What you are asked to do> Draw out every line with the word "geen" from the listing below.

[Start Input records]

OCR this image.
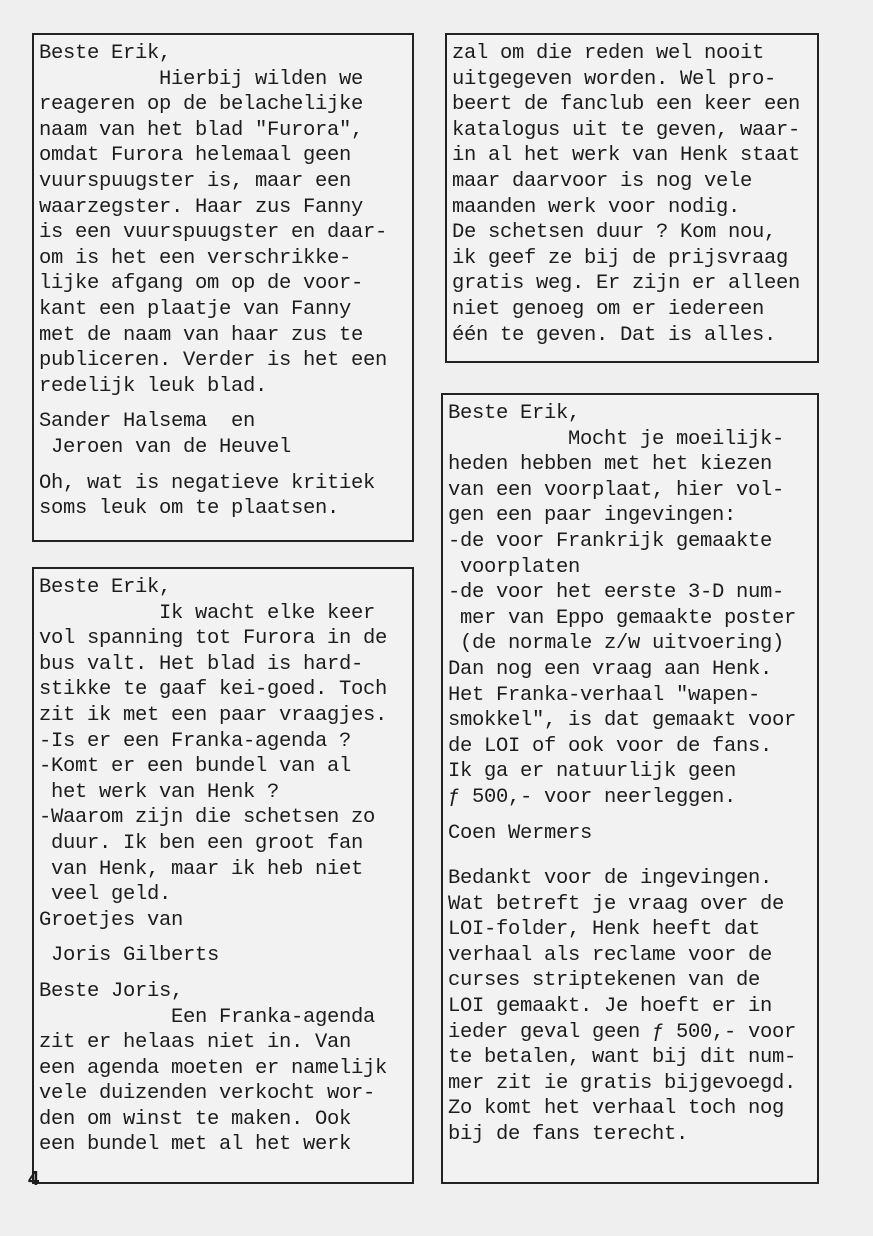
Beste Erik,
Hierbij wilden we
reageren op de belachelijke
naam van het blad "Furora",
omdat Furora helemaal geen
vuurspuugster is, maar een
waarzegster. Haar zus Fanny
is een vuurspuugster en daar-
om is het een verschrikke-
lijke afgang om op de voor-
kant een plaatje van Fanny
met de naam van haar zus te
publiceren. Verder is het een
redelijk leuk blad.
Sander Halsema  en
Jeroen van de Heuvel
Oh, wat is negatieve kritiek
soms leuk om te plaatsen.
Beste Erik,
Ik wacht elke keer
vol spanning tot Furora in de
bus valt. Het blad is hard-
stikke te gaaf kei-goed. Toch
zit ik met een paar vraagjes.
-Is er een Franka-agenda ?
-Komt er een bundel van al
het werk van Henk ?
-Waarom zijn die schetsen zo
duur. Ik ben een groot fan
van Henk, maar ik heb niet
veel geld.
Groetjes van
Joris Gilberts
Beste Joris,
Een Franka-agenda
zit er helaas niet in. Van
een agenda moeten er namelijk
vele duizenden verkocht wor-
den om winst te maken. Ook
een bundel met al het werk
zal om die reden wel nooit
uitgegeven worden. Wel pro-
beert de fanclub een keer een
katalogus uit te geven, waar-
in al het werk van Henk staat
maar daarvoor is nog vele
maanden werk voor nodig.
De schetsen duur ? Kom nou,
ik geef ze bij de prijsvraag
gratis weg. Er zijn er alleen
niet genoeg om er iedereen
één te geven. Dat is alles.
Beste Erik,
Mocht je moeilijk-
heden hebben met het kiezen
van een voorplaat, hier vol-
gen een paar ingevingen:
-de voor Frankrijk gemaakte
voorplaten
-de voor het eerste 3-D num-
mer van Eppo gemaakte poster
(de normale z/w uitvoering)
Dan nog een vraag aan Henk.
Het Franka-verhaal "wapen-
smokkel", is dat gemaakt voor
de LOI of ook voor de fans.
Ik ga er natuurlijk geen
ƒ 500,- voor neerleggen.
Coen Wermers
Bedankt voor de ingevingen.
Wat betreft je vraag over de
LOI-folder, Henk heeft dat
verhaal als reclame voor de
curses striptekenen van de
LOI gemaakt. Je hoeft er in
ieder geval geen ƒ 500,- voor
te betalen, want bij dit num-
mer zit ie gratis bijgevoegd.
Zo komt het verhaal toch nog
bij de fans terecht.
4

[End Input records]

Result>
omdat Furora helemaal geen
Ik ga er natuurlijk geen
ieder geval geen ƒ 500,- voor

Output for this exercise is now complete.